А потом в видении Алеши является воскресший Христос — первенец из умерших: «Страшен величием пред нами, ужасен высотою своею, но милостив бесконечно, нам из любви уподобился и веселится с нами, воду в вино превращает, чтобы не пресекалась радость гостей» (14; 327), а рядом со Христом — воскресший Зосима («Гроба уж нет, и он в той же одежде, как и вчера сидел с ними, когда собрались к нему гости. Лицо открытое, глаза сияют» — 14; 327) — вновь подтверждая непреложность главного христианского чаяния. «— Начинай, милый, начинай, кроткий, дело свое!..» (14; 327) — говорит Алеше его возлюбленный старец, как бы вновь напоминая ему то, о чем говорил еще на земле: «Работай, неустанно работай», «А дела много будет» (14; 72, 71). Напутствуемый этими словами, раздавшимися из вечности, Алеша и выходит из кельи, чтобы уже через несколько минут обрести главную идею свою, которую и будет нести теперь в мир.
В романе «Братья Карамазовы» Достоевский прямо нигде не говорит о воскресительном долге, пожалуй, кроме фразы Коли Красоткина: «и если б только можно было его воскресить, то я бы отдал все на свете» и подтверждающей реплики Алеши: «Ах, и я тоже» (15; 194), — но он строит свой роман так, чтобы навести на эту идею читателя, учит его, как сказал бы Федоров, гевристически: человек, имеющий сердце, разум и волю, должен сам додуматься до того, что «воскресение предков зависит от нас».
А вот теперь пришло время понять, как именно видел Достоевский соучастие людей в воскресительном деле, какие пути соработничества Бога и человека в истории он намечал.
У Федорова, как мы знаем, это соработничество мыслилось поистине запредельно и дерзновенно. Регуляция стихийно протекающих в природе процессов, психофизиологическая регуляция человеческого организма, выход в космос для распространения регуляции на все миры безграничной Вселенной. Центральное место в воскресительном проекте занимала наука — но не нынешняя безверная наука, служанка торгово-промышленной цивилизации, а наука, вдохновляемая христианским идеалом «восстановления мира в то благолепие нетления, каким он был до падения» (I, 401). Однако эта сторона воскресительного проекта в изложении Петерсона была представлена очень бегло и скупо. Он обозначал лишь саму идею регуляции: «Закон Божий — это идеал, проект, цель того состояния, того порядка, который должен быть установлен в природе в будущем и установлен чрез человека; человек должен овладеть силами природы и дать им разумное, целесообразное направление» (IV, 511), конкретных же ее путей не раскрывал.

Собранные данные ::
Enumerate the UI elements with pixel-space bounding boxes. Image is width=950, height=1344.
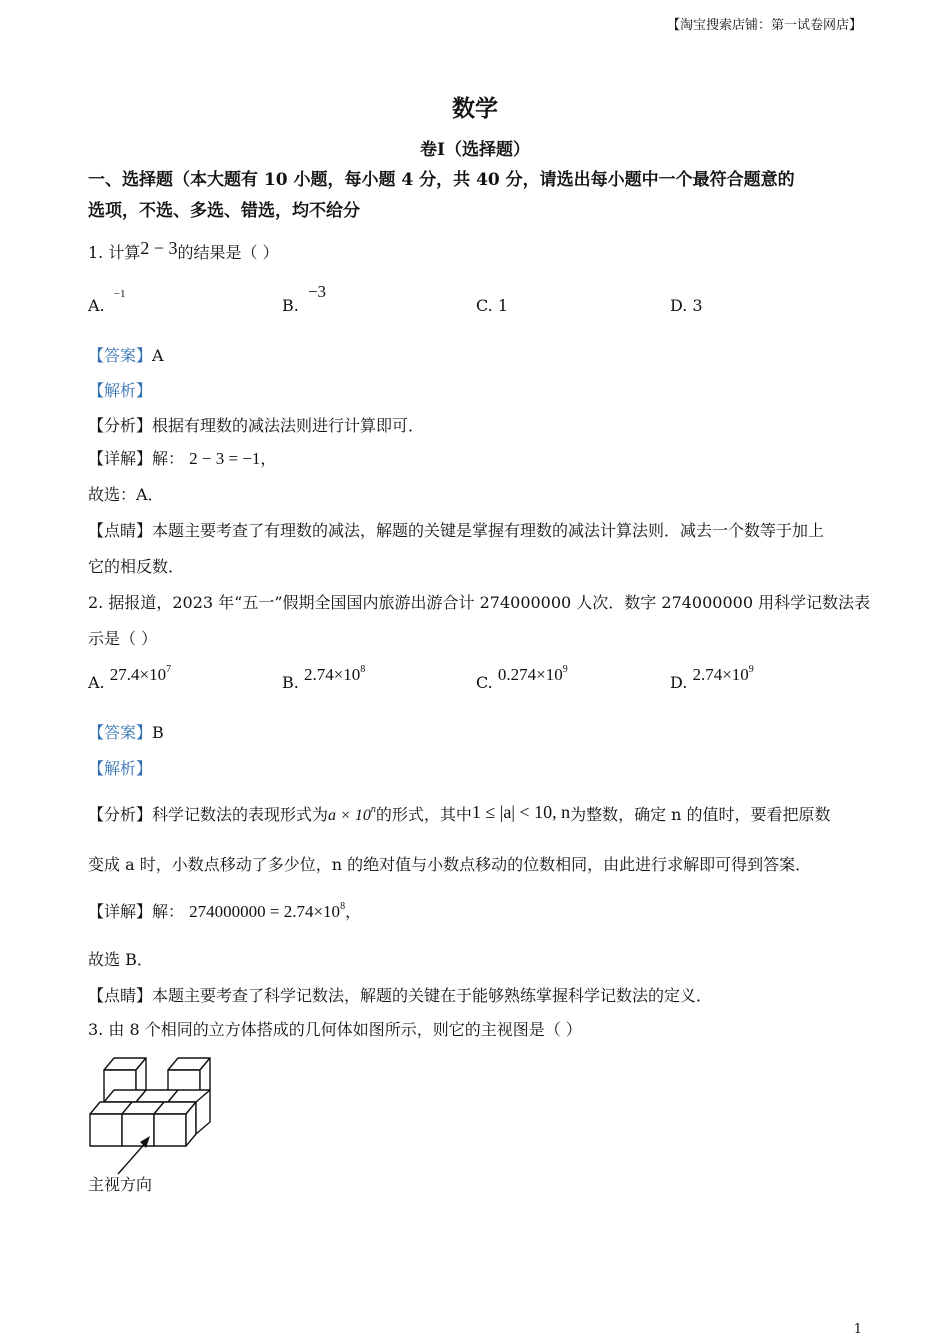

Задание ::
Ответьте на вопросы по исходному тексту:
1. Какими словами воскресший Зосима обращается к Алеше в его видении?
2. Чья фраза в романе «Братья Карамазовы», кроме реплики Алеши, названа единственным прямым упоминанием о воскрешении?
3. Что, по Федорову, занимало центральное место в воскресительном проекте?
Эти данные здесь никакой роли не играют.

Результат выполнения ::
1. «— Начинай, милый, начинай, кроткий, дело свое!..»
2. Фраза Коли Красоткина.
3. Наука, вдохновляемая христианским идеалом.